>> start DATA SUPPLIED
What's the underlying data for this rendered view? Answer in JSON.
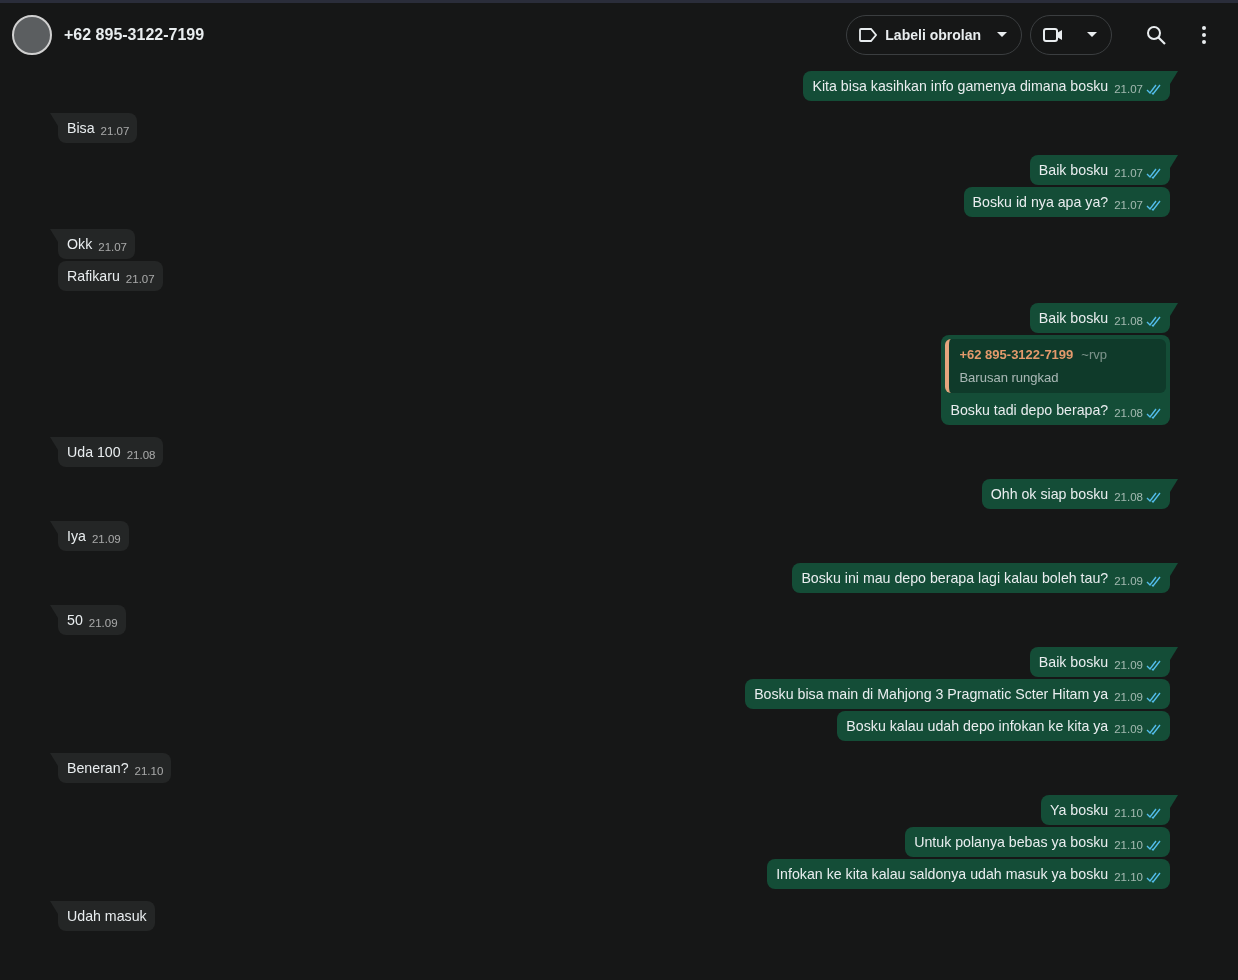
{
  "header": {
    "contact_name": "+62 895-3122-7199",
    "label_button": "Labeli obrolan"
  },
  "messages": [
    {
      "kind": "sent",
      "text": "Kita bisa kasihkan info gamenya dimana bosku",
      "time": "21.07",
      "read": true
    },
    {
      "kind": "received",
      "text": "Bisa",
      "time": "21.07"
    },
    {
      "kind": "sent",
      "text": "Baik bosku",
      "time": "21.07",
      "read": true
    },
    {
      "kind": "sent",
      "text": "Bosku id nya apa ya?",
      "time": "21.07",
      "read": true
    },
    {
      "kind": "received",
      "text": "Okk",
      "time": "21.07"
    },
    {
      "kind": "received",
      "text": "Rafikaru",
      "time": "21.07"
    },
    {
      "kind": "sent",
      "text": "Baik bosku",
      "time": "21.08",
      "read": true
    },
    {
      "kind": "sent",
      "text": "Bosku tadi depo berapa?",
      "time": "21.08",
      "read": true,
      "quote": {
        "author": "+62 895-3122-7199",
        "alias": "~rvp",
        "text": "Barusan rungkad"
      }
    },
    {
      "kind": "received",
      "text": "Uda 100",
      "time": "21.08"
    },
    {
      "kind": "sent",
      "text": "Ohh ok siap bosku",
      "time": "21.08",
      "read": true
    },
    {
      "kind": "received",
      "text": "Iya",
      "time": "21.09"
    },
    {
      "kind": "sent",
      "text": "Bosku ini mau depo berapa lagi kalau boleh tau?",
      "time": "21.09",
      "read": true
    },
    {
      "kind": "received",
      "text": "50",
      "time": "21.09"
    },
    {
      "kind": "sent",
      "text": "Baik bosku",
      "time": "21.09",
      "read": true
    },
    {
      "kind": "sent",
      "text": "Bosku bisa main di Mahjong 3 Pragmatic Scter Hitam ya",
      "time": "21.09",
      "read": true
    },
    {
      "kind": "sent",
      "text": "Bosku kalau udah depo infokan ke kita ya",
      "time": "21.09",
      "read": true
    },
    {
      "kind": "received",
      "text": "Beneran?",
      "time": "21.10"
    },
    {
      "kind": "sent",
      "text": "Ya bosku",
      "time": "21.10",
      "read": true
    },
    {
      "kind": "sent",
      "text": "Untuk polanya bebas ya bosku",
      "time": "21.10",
      "read": true
    },
    {
      "kind": "sent",
      "text": "Infokan ke kita kalau saldonya udah masuk ya bosku",
      "time": "21.10",
      "read": true
    },
    {
      "kind": "received",
      "text": "Udah masuk"
    }
  ]
}
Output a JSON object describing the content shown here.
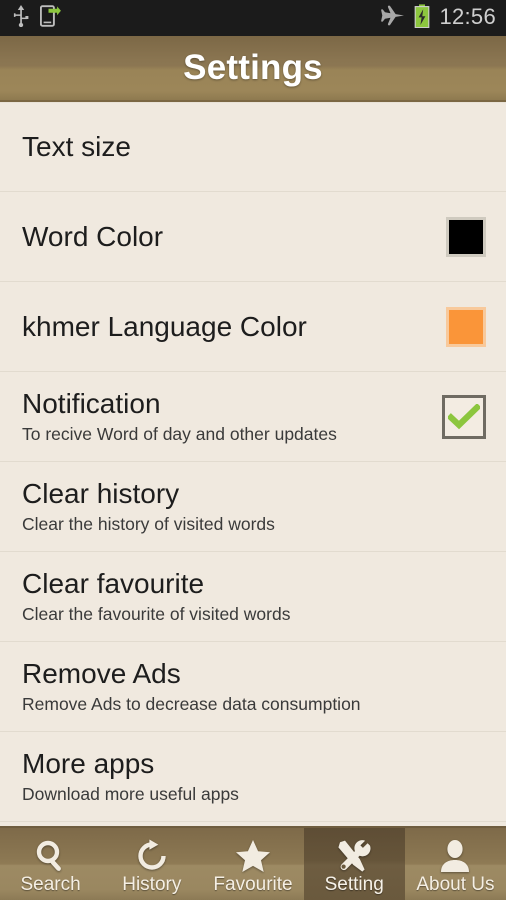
{
  "status_bar": {
    "icons_left": [
      "usb-icon",
      "usb-transfer-icon"
    ],
    "icons_right": [
      "airplane-mode-icon",
      "battery-charging-icon"
    ],
    "time": "12:56",
    "background": "#1b1b1b",
    "battery_color": "#8cc63e"
  },
  "action_bar": {
    "title": "Settings",
    "background_top": "#7c6846",
    "background_bottom": "#9c8659"
  },
  "settings": {
    "rows": [
      {
        "title": "Text size",
        "subtitle": "",
        "accessory": "none",
        "name": "text-size"
      },
      {
        "title": "Word Color",
        "subtitle": "",
        "accessory": "color-swatch",
        "color": "#000000",
        "name": "word-color"
      },
      {
        "title": "khmer Language Color",
        "subtitle": "",
        "accessory": "color-swatch",
        "color": "#fa9539",
        "name": "khmer-language-color"
      },
      {
        "title": "Notification",
        "subtitle": "To recive Word of day and other updates",
        "accessory": "checkbox",
        "checked": true,
        "check_color": "#8cc63e",
        "name": "notification"
      },
      {
        "title": "Clear history",
        "subtitle": "Clear the history of visited words",
        "accessory": "none",
        "name": "clear-history"
      },
      {
        "title": "Clear favourite",
        "subtitle": "Clear the favourite of visited words",
        "accessory": "none",
        "name": "clear-favourite"
      },
      {
        "title": "Remove Ads",
        "subtitle": "Remove Ads to decrease data consumption",
        "accessory": "none",
        "name": "remove-ads"
      },
      {
        "title": "More apps",
        "subtitle": "Download more useful apps",
        "accessory": "none",
        "name": "more-apps"
      }
    ]
  },
  "tab_bar": {
    "selected_index": 3,
    "selected_background": "#655438",
    "tabs": [
      {
        "label": "Search",
        "icon": "search-icon"
      },
      {
        "label": "History",
        "icon": "refresh-clock-icon"
      },
      {
        "label": "Favourite",
        "icon": "star-icon"
      },
      {
        "label": "Setting",
        "icon": "tools-icon"
      },
      {
        "label": "About Us",
        "icon": "person-icon"
      }
    ]
  }
}
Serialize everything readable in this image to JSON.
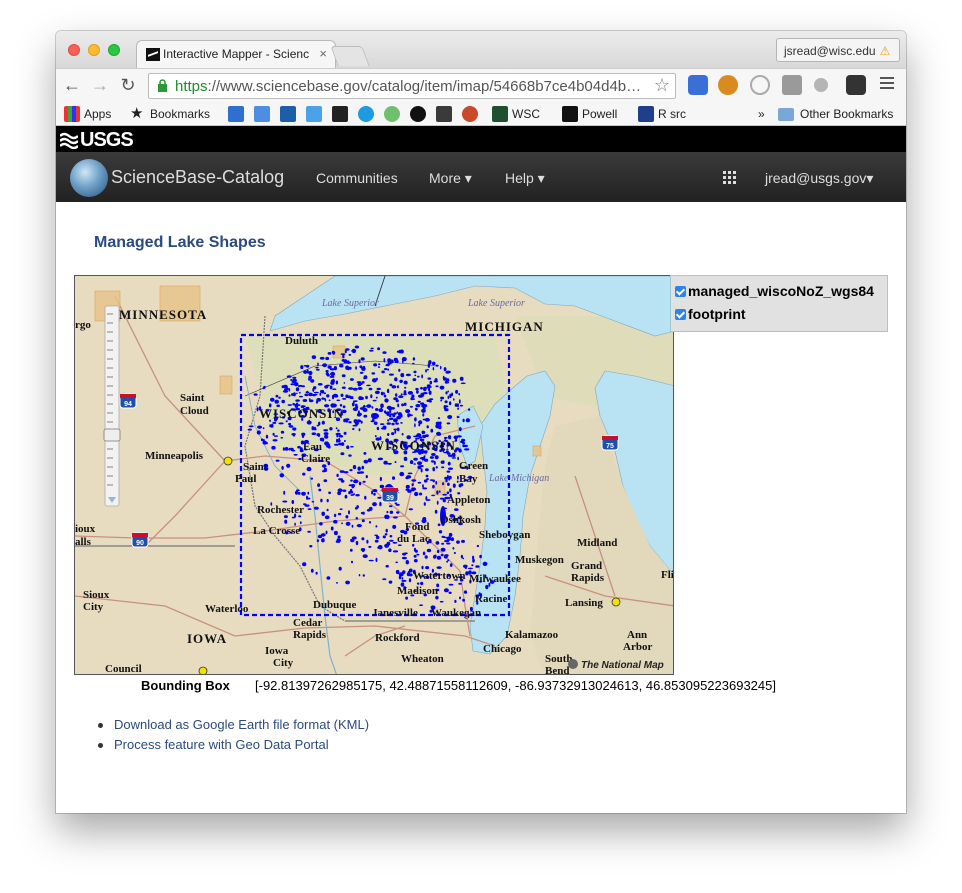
{
  "browser": {
    "tab_title": "Interactive Mapper - Scienc",
    "tab_close": "×",
    "user_chip": "jsread@wisc.edu",
    "url_scheme": "https",
    "url_rest": "://www.sciencebase.gov/catalog/item/imap/54668b7ce4b04d4b…",
    "back_icon": "back-arrow-icon",
    "forward_icon": "forward-arrow-icon",
    "reload_icon": "reload-icon"
  },
  "bookmarks": {
    "apps": "Apps",
    "bookmarks": "Bookmarks",
    "wsc": "WSC",
    "powell": "Powell",
    "rsrc": "R src",
    "more": "»",
    "other": "Other Bookmarks"
  },
  "usgs": {
    "logo": "USGS"
  },
  "nav": {
    "brand": "ScienceBase-Catalog",
    "communities": "Communities",
    "more": "More ▾",
    "help": "Help ▾",
    "user": "jread@usgs.gov▾"
  },
  "page": {
    "title": "Managed Lake Shapes",
    "bbox_label": "Bounding Box",
    "bbox_value": "[-92.81397262985175, 42.48871558112609, -86.93732913024613, 46.853095223693245]",
    "links": [
      "Download as Google Earth file format (KML)",
      "Process feature with Geo Data Portal"
    ]
  },
  "layers": [
    {
      "name": "managed_wiscoNoZ_wgs84",
      "checked": true
    },
    {
      "name": "footprint",
      "checked": true
    }
  ],
  "map": {
    "labels": {
      "minnesota": "MINNESOTA",
      "michigan": "MICHIGAN",
      "wisconsin": "WISCONSIN",
      "iowa": "IOWA",
      "lake_superior": "Lake Superior",
      "lake_michigan": "Lake Michigan",
      "duluth": "Duluth",
      "saint_cloud_1": "Saint",
      "saint_cloud_2": "Cloud",
      "minneapolis": "Minneapolis",
      "saint_paul_1": "Saint",
      "saint_paul_2": "Paul",
      "eau_claire_1": "Eau",
      "eau_claire_2": "Claire",
      "green_bay_1": "Green",
      "green_bay_2": "Bay",
      "appleton": "Appleton",
      "oshkosh": "Oshkosh",
      "fond_du_lac_1": "Fond",
      "fond_du_lac_2": "du Lac",
      "sheboygan": "Sheboygan",
      "rochester": "Rochester",
      "la_crosse": "La Crosse",
      "sioux_falls_1": "ioux",
      "sioux_falls_2": "alls",
      "sioux_city_1": "Sioux",
      "sioux_city_2": "City",
      "waterloo": "Waterloo",
      "dubuque": "Dubuque",
      "cedar_rapids_1": "Cedar",
      "cedar_rapids_2": "Rapids",
      "iowa_city_1": "Iowa",
      "iowa_city_2": "City",
      "council": "Council",
      "madison": "Madison",
      "watertown": "Watertown",
      "janesville": "Janesville",
      "milwaukee": "Milwaukee",
      "racine": "Racine",
      "waukegan": "Waukegan",
      "rockford": "Rockford",
      "wheaton": "Wheaton",
      "chicago": "Chicago",
      "kalamazoo": "Kalamazoo",
      "muskegon": "Muskegon",
      "grand_rapids_1": "Grand",
      "grand_rapids_2": "Rapids",
      "midland": "Midland",
      "lansing": "Lansing",
      "ann_arbor_1": "Ann",
      "ann_arbor_2": "Arbor",
      "south_bend_1": "South",
      "south_bend_2": "Bend",
      "fli": "Fli",
      "fargo": "rgo",
      "i94": "94",
      "i39": "39",
      "i75": "75",
      "i90": "90",
      "attribution": "The National Map"
    }
  }
}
>> end DATA SUPPLIED
EXERCISE DIRECTIONS: Look through the entries above and report each line where the string "subtitle" occurs.

OUTPUT FOR THIS EXERCISE:
        "subtitle": "",
        "subtitle": "",
        "subtitle": "",
        "subtitle": "To recive Word of day and other updates",
        "subtitle": "Clear the history of visited words",
        "subtitle": "Clear the favourite of visited words",
        "subtitle": "Remove Ads to decrease data consumption",
        "subtitle": "Download more useful apps",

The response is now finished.